··· Information shown ···

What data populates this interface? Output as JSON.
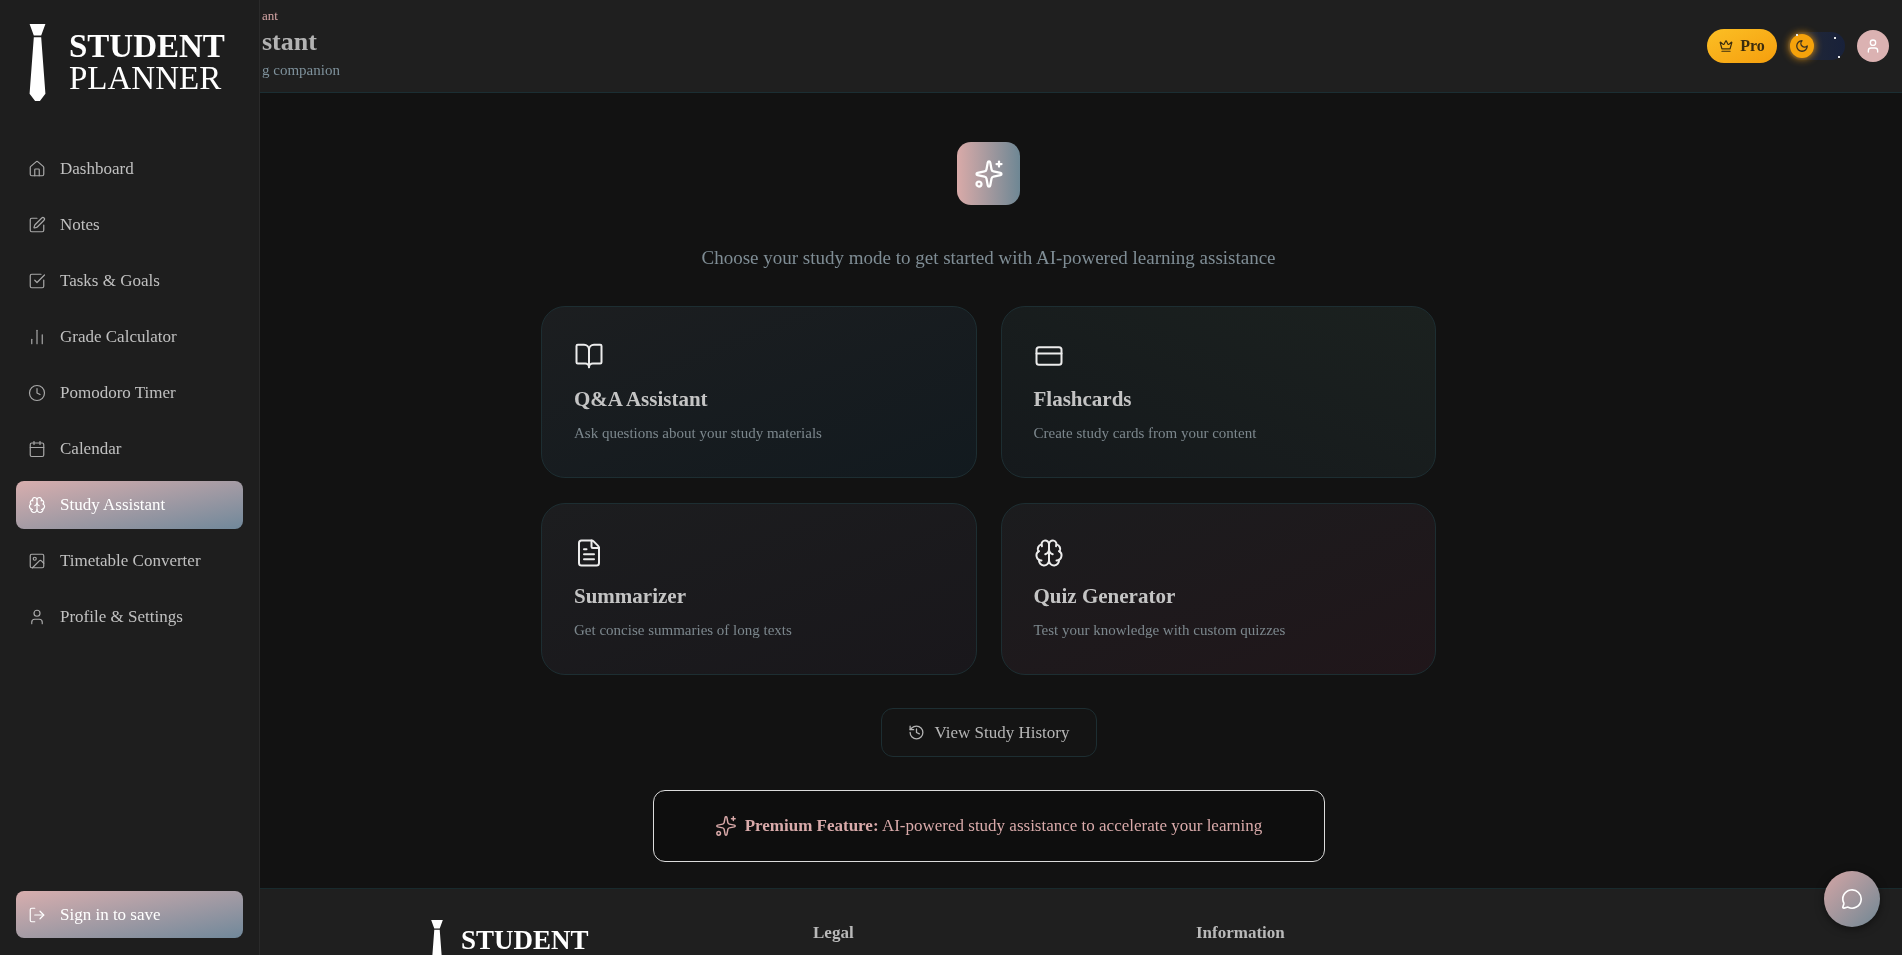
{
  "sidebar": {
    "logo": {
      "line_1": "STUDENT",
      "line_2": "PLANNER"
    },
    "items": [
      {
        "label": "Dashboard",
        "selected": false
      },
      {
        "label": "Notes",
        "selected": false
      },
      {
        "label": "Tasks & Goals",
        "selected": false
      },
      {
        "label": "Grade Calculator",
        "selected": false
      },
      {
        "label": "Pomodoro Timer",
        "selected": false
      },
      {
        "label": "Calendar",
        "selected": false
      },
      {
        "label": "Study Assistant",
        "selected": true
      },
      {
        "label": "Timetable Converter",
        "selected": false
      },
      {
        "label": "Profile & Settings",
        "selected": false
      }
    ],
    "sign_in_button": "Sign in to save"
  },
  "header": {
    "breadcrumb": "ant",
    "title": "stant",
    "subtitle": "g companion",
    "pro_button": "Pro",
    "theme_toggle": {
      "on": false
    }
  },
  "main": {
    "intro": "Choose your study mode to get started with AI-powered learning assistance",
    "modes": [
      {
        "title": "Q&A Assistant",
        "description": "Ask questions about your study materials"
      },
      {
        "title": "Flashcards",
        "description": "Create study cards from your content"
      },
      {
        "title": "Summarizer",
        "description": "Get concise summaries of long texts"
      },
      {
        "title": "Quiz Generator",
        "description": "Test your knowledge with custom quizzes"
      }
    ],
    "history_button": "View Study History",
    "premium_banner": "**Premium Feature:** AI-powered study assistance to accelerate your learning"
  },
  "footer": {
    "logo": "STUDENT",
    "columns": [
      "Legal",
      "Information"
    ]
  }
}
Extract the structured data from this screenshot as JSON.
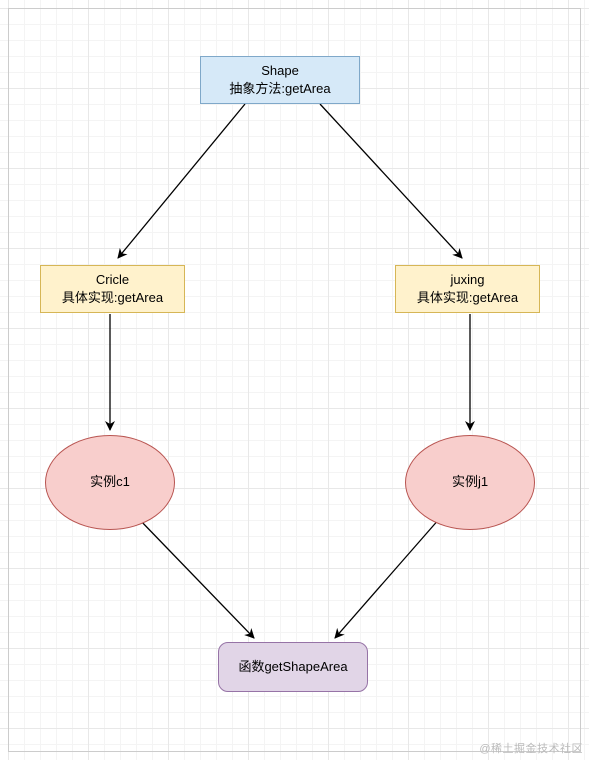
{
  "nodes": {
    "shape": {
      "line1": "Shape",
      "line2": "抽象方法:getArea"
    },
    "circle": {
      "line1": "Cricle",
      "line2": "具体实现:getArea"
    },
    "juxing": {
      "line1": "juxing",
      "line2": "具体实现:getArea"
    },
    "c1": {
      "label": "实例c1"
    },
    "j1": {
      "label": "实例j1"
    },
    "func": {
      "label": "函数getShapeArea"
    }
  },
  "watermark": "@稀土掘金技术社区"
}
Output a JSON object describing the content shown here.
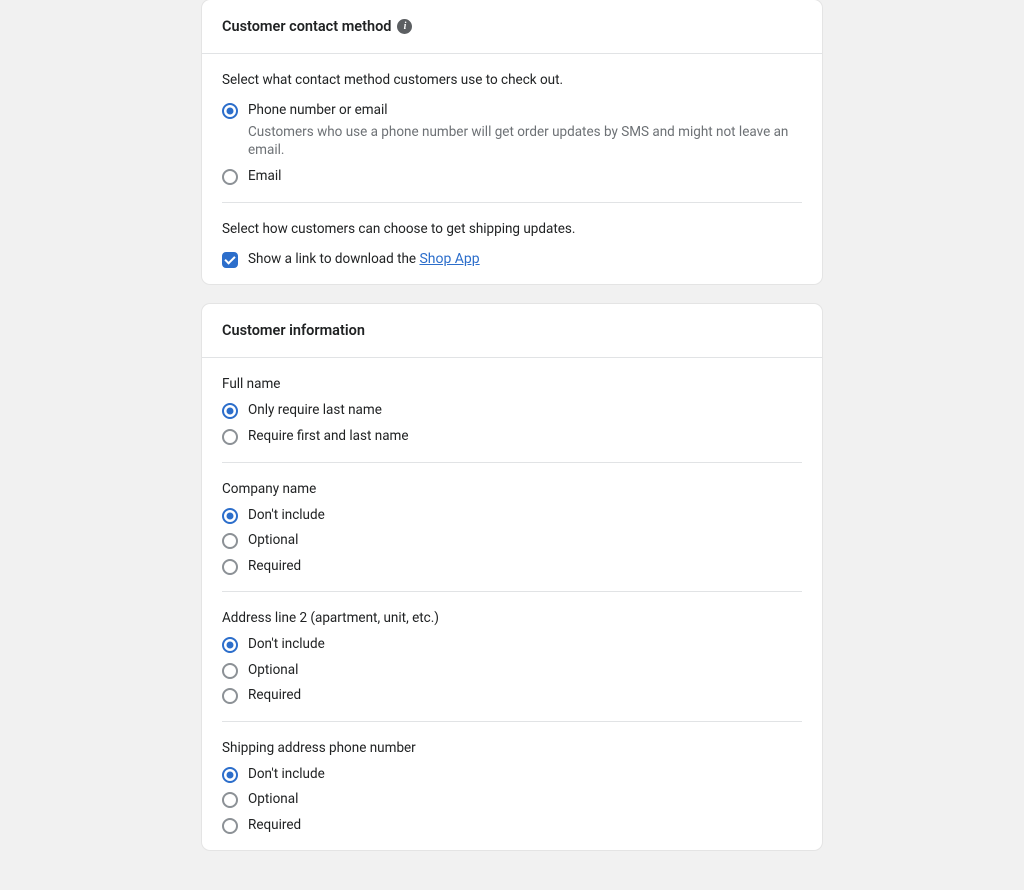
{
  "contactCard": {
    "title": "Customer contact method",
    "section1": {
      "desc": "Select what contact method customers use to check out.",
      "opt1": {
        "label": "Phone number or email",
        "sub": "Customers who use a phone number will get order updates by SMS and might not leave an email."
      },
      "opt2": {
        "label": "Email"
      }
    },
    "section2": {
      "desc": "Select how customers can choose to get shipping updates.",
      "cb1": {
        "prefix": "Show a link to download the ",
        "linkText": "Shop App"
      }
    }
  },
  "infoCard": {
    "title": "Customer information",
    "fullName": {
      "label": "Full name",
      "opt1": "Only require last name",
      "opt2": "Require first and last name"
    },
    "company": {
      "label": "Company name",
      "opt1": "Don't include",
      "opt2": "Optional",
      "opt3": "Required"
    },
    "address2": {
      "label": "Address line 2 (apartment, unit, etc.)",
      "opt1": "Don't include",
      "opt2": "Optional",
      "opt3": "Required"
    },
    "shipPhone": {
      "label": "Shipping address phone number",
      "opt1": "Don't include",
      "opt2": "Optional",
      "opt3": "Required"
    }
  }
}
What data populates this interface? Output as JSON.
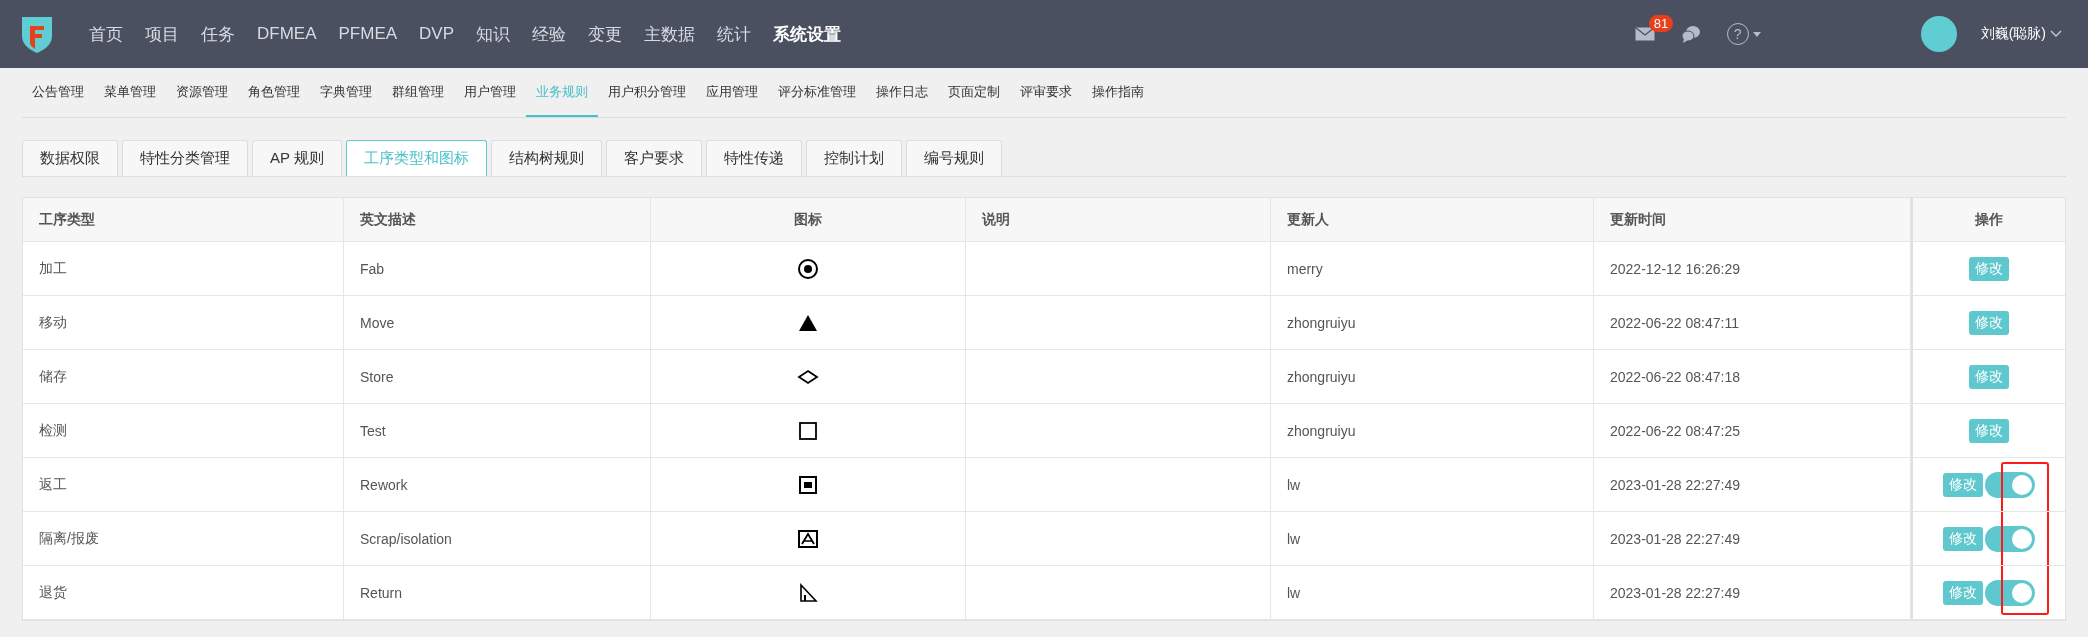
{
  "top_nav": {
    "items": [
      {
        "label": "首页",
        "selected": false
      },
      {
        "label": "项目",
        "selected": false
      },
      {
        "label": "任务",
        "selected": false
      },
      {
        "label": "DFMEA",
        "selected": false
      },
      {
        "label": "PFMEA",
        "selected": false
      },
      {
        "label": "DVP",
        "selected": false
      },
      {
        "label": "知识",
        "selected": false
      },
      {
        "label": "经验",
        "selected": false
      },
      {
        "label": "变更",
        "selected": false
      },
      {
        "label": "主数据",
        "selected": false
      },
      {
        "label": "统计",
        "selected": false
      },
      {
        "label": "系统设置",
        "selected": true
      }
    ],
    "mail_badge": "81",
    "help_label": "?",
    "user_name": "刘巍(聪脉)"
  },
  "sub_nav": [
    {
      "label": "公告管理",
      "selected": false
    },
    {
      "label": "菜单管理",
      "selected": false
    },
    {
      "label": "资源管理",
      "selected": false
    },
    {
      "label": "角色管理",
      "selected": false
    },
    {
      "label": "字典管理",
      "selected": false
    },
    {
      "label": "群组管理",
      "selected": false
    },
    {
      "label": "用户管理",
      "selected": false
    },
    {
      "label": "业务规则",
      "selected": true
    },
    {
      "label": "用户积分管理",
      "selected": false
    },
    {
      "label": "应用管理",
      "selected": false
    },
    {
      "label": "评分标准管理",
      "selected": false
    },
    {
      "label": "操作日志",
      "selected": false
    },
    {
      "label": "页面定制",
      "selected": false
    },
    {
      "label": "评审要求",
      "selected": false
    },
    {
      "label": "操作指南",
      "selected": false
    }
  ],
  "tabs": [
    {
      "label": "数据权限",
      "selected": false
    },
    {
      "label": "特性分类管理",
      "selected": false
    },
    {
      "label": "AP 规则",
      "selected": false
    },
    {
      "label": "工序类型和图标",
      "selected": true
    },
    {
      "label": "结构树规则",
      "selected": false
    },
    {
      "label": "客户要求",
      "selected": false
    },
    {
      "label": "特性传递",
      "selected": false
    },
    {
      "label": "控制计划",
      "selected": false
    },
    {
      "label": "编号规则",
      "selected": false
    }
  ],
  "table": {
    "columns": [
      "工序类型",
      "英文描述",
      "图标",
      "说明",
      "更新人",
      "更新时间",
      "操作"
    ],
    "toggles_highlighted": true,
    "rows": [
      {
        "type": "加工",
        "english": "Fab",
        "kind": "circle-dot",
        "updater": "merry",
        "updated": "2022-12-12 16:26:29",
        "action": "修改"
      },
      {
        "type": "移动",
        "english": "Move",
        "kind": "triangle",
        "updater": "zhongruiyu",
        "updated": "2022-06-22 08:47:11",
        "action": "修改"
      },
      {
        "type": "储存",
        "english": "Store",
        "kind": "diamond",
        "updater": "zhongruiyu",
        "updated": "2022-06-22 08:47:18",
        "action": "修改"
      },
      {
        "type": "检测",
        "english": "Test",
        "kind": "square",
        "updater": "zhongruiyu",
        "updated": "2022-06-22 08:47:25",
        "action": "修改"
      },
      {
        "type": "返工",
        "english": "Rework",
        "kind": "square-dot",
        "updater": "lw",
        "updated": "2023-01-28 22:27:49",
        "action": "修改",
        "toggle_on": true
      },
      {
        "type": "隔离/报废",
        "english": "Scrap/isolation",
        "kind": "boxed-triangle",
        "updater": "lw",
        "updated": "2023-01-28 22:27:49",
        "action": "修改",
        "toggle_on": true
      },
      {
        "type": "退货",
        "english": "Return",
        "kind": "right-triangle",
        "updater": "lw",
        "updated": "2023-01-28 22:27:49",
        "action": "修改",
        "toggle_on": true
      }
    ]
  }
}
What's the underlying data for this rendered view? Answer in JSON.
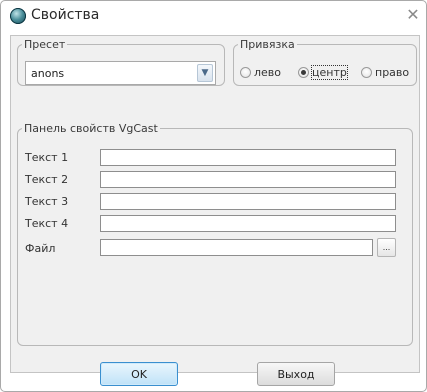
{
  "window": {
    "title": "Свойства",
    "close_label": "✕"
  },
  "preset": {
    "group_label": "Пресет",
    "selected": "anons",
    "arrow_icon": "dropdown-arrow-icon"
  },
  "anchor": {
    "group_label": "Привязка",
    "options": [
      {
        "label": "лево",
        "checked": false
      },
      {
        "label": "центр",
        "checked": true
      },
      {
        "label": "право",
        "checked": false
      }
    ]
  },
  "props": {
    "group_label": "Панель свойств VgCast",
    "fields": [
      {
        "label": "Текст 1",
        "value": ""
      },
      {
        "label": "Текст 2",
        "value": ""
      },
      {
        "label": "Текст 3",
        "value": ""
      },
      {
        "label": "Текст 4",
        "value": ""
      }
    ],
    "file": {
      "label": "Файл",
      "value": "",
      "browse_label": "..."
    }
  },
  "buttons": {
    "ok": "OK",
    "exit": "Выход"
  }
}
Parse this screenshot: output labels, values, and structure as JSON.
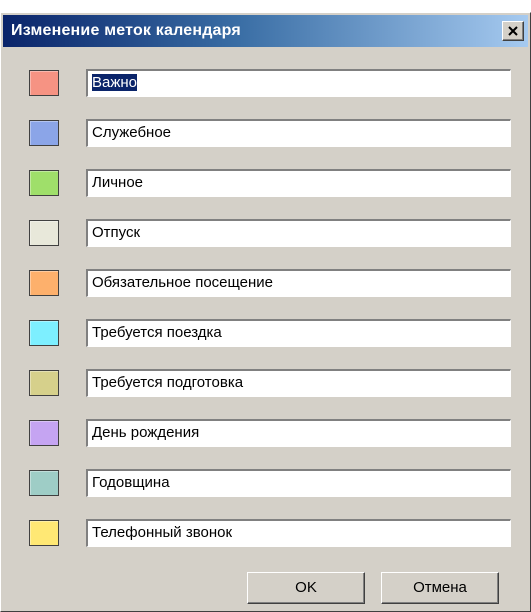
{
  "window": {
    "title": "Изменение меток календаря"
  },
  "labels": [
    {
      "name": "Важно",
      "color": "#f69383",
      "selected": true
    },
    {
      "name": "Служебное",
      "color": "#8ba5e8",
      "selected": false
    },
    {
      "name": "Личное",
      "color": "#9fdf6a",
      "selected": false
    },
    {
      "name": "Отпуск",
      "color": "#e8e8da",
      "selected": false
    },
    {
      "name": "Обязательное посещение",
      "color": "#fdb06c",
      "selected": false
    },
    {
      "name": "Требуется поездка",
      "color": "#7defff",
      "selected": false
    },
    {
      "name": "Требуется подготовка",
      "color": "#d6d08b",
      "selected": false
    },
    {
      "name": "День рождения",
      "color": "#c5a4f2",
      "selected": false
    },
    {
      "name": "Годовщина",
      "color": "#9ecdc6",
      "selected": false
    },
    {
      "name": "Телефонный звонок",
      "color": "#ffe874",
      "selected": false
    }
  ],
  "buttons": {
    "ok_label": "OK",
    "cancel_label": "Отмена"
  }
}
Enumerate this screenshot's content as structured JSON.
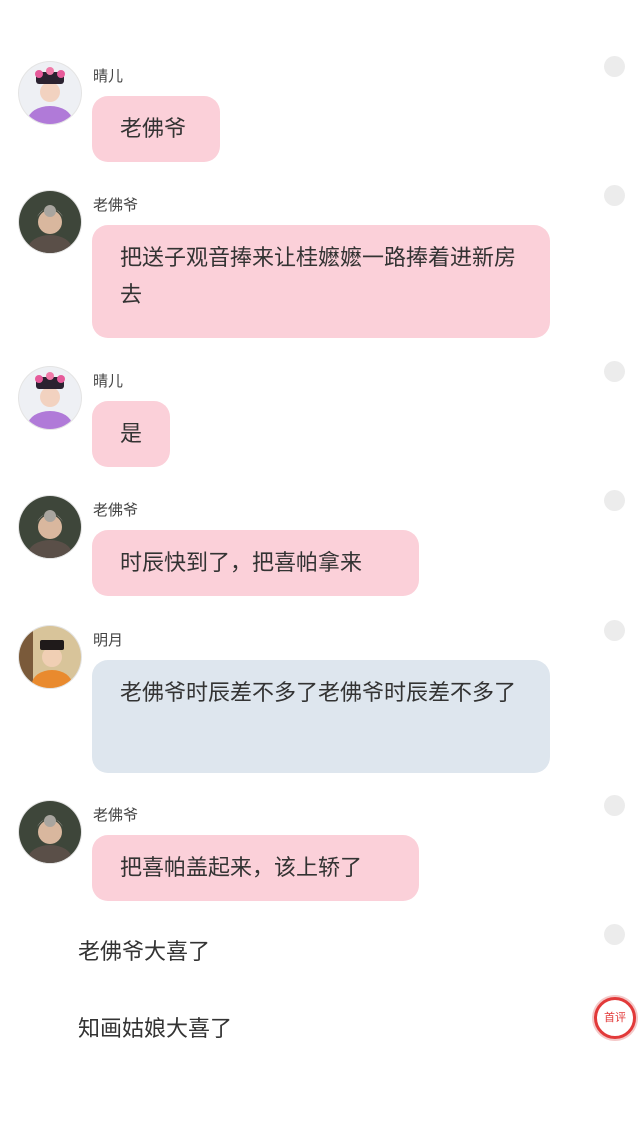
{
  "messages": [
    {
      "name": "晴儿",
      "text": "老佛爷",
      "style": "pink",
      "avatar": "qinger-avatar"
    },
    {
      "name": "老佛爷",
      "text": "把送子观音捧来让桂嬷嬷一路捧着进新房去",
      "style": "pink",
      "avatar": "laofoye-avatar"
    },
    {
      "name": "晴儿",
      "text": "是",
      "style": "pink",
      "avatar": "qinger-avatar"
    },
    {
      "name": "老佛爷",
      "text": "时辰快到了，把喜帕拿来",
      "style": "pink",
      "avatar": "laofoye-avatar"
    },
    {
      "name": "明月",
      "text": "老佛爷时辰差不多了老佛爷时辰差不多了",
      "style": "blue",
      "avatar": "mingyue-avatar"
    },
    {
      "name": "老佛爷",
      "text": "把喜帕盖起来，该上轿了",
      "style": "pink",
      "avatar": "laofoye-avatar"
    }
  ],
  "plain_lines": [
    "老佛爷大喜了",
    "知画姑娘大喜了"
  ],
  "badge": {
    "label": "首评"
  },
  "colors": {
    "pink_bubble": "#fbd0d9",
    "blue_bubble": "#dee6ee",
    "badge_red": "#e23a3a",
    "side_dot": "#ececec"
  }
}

···

* _Work required_:
From the entries above, select each line containing the string "type".

* _Problem solution_:
        "type": "加工",
        "type": "移动",
        "type": "储存",
        "type": "检测",
        "type": "返工",
        "type": "隔离/报废",
        "type": "退货",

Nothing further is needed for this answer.